(Saved data entries)
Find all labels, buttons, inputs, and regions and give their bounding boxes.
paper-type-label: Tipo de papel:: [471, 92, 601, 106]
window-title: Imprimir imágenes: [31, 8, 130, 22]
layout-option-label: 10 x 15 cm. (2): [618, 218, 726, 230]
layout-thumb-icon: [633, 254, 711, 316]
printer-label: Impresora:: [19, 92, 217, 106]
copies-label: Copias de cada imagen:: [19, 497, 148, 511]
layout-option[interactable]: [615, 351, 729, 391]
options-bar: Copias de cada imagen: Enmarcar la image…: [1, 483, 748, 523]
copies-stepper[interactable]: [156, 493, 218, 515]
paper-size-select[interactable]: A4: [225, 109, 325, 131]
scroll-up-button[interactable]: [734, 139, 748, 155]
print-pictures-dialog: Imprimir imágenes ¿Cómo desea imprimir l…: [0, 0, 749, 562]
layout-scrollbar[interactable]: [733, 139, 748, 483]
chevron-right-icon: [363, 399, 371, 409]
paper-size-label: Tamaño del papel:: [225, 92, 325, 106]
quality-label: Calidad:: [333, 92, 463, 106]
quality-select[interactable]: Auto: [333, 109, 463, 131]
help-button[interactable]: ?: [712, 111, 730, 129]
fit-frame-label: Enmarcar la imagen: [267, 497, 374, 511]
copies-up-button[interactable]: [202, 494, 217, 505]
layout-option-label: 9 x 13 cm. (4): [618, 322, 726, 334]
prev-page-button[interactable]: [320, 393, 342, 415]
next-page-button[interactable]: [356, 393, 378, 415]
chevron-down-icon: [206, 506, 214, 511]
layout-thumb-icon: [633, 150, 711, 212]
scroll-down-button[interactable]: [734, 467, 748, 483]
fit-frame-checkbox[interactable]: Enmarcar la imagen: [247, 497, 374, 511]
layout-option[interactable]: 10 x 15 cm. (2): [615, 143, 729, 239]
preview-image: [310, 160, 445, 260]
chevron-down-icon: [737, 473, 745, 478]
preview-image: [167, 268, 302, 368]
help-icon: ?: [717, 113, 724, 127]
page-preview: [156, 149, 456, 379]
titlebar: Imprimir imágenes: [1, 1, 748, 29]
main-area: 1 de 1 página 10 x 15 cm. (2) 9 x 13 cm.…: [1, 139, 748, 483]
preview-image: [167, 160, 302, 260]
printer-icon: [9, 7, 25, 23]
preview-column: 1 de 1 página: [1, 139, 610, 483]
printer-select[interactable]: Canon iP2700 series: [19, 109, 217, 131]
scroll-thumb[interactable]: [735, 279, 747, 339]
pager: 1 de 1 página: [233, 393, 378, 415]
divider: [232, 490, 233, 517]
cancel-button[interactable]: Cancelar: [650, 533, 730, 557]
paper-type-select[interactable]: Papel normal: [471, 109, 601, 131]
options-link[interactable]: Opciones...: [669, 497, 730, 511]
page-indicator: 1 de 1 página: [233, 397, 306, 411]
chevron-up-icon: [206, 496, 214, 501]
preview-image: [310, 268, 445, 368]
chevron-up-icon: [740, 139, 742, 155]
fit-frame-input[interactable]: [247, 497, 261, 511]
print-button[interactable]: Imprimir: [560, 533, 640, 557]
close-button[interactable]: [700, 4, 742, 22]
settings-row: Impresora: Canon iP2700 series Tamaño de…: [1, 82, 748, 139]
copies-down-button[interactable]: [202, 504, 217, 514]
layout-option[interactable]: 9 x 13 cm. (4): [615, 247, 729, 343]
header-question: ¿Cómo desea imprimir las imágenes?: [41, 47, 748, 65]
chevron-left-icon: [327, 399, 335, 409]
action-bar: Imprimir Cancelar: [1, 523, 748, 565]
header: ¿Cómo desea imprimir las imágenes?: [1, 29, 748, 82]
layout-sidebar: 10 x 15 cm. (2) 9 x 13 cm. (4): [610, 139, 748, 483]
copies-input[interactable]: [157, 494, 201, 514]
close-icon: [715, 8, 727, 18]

# Task directions
Output each entry exactly. Leave none out.

# Answer area
Find all labels, buttons, inputs, and regions and give their bounding boxes.
paper-type-label: Tipo de papel:: [471, 92, 601, 106]
window-title: Imprimir imágenes: [31, 8, 130, 22]
layout-option-label: 10 x 15 cm. (2): [618, 218, 726, 230]
layout-thumb-icon: [633, 254, 711, 316]
printer-label: Impresora:: [19, 92, 217, 106]
copies-label: Copias de cada imagen:: [19, 497, 148, 511]
layout-option[interactable]: [615, 351, 729, 391]
options-bar: Copias de cada imagen: Enmarcar la image…: [1, 483, 748, 523]
copies-stepper[interactable]: [156, 493, 218, 515]
paper-size-select[interactable]: A4: [225, 109, 325, 131]
scroll-up-button[interactable]: [734, 139, 748, 155]
print-pictures-dialog: Imprimir imágenes ¿Cómo desea imprimir l…: [0, 0, 749, 562]
layout-scrollbar[interactable]: [733, 139, 748, 483]
chevron-right-icon: [363, 399, 371, 409]
paper-size-label: Tamaño del papel:: [225, 92, 325, 106]
quality-label: Calidad:: [333, 92, 463, 106]
quality-select[interactable]: Auto: [333, 109, 463, 131]
help-button[interactable]: ?: [712, 111, 730, 129]
fit-frame-label: Enmarcar la imagen: [267, 497, 374, 511]
copies-up-button[interactable]: [202, 494, 217, 505]
layout-option-label: 9 x 13 cm. (4): [618, 322, 726, 334]
prev-page-button[interactable]: [320, 393, 342, 415]
next-page-button[interactable]: [356, 393, 378, 415]
chevron-down-icon: [206, 506, 214, 511]
layout-thumb-icon: [633, 150, 711, 212]
scroll-down-button[interactable]: [734, 467, 748, 483]
fit-frame-checkbox[interactable]: Enmarcar la imagen: [247, 497, 374, 511]
layout-option[interactable]: 10 x 15 cm. (2): [615, 143, 729, 239]
preview-image: [310, 160, 445, 260]
chevron-down-icon: [737, 473, 745, 478]
preview-image: [167, 268, 302, 368]
help-icon: ?: [717, 113, 724, 127]
page-preview: [156, 149, 456, 379]
titlebar: Imprimir imágenes: [1, 1, 748, 29]
main-area: 1 de 1 página 10 x 15 cm. (2) 9 x 13 cm.…: [1, 139, 748, 483]
preview-image: [167, 160, 302, 260]
printer-icon: [9, 7, 25, 23]
preview-column: 1 de 1 página: [1, 139, 610, 483]
printer-select[interactable]: Canon iP2700 series: [19, 109, 217, 131]
scroll-thumb[interactable]: [735, 279, 747, 339]
pager: 1 de 1 página: [233, 393, 378, 415]
divider: [232, 490, 233, 517]
cancel-button[interactable]: Cancelar: [650, 533, 730, 557]
paper-type-select[interactable]: Papel normal: [471, 109, 601, 131]
options-link[interactable]: Opciones...: [669, 497, 730, 511]
page-indicator: 1 de 1 página: [233, 397, 306, 411]
chevron-up-icon: [206, 496, 214, 501]
preview-image: [310, 268, 445, 368]
chevron-up-icon: [740, 139, 742, 155]
fit-frame-input[interactable]: [247, 497, 261, 511]
print-button[interactable]: Imprimir: [560, 533, 640, 557]
close-button[interactable]: [700, 4, 742, 22]
settings-row: Impresora: Canon iP2700 series Tamaño de…: [1, 82, 748, 139]
copies-down-button[interactable]: [202, 504, 217, 514]
layout-option[interactable]: 9 x 13 cm. (4): [615, 247, 729, 343]
header-question: ¿Cómo desea imprimir las imágenes?: [41, 47, 748, 65]
chevron-left-icon: [327, 399, 335, 409]
action-bar: Imprimir Cancelar: [1, 523, 748, 565]
header: ¿Cómo desea imprimir las imágenes?: [1, 29, 748, 82]
layout-sidebar: 10 x 15 cm. (2) 9 x 13 cm. (4): [610, 139, 748, 483]
copies-input[interactable]: [157, 494, 201, 514]
close-icon: [715, 8, 727, 18]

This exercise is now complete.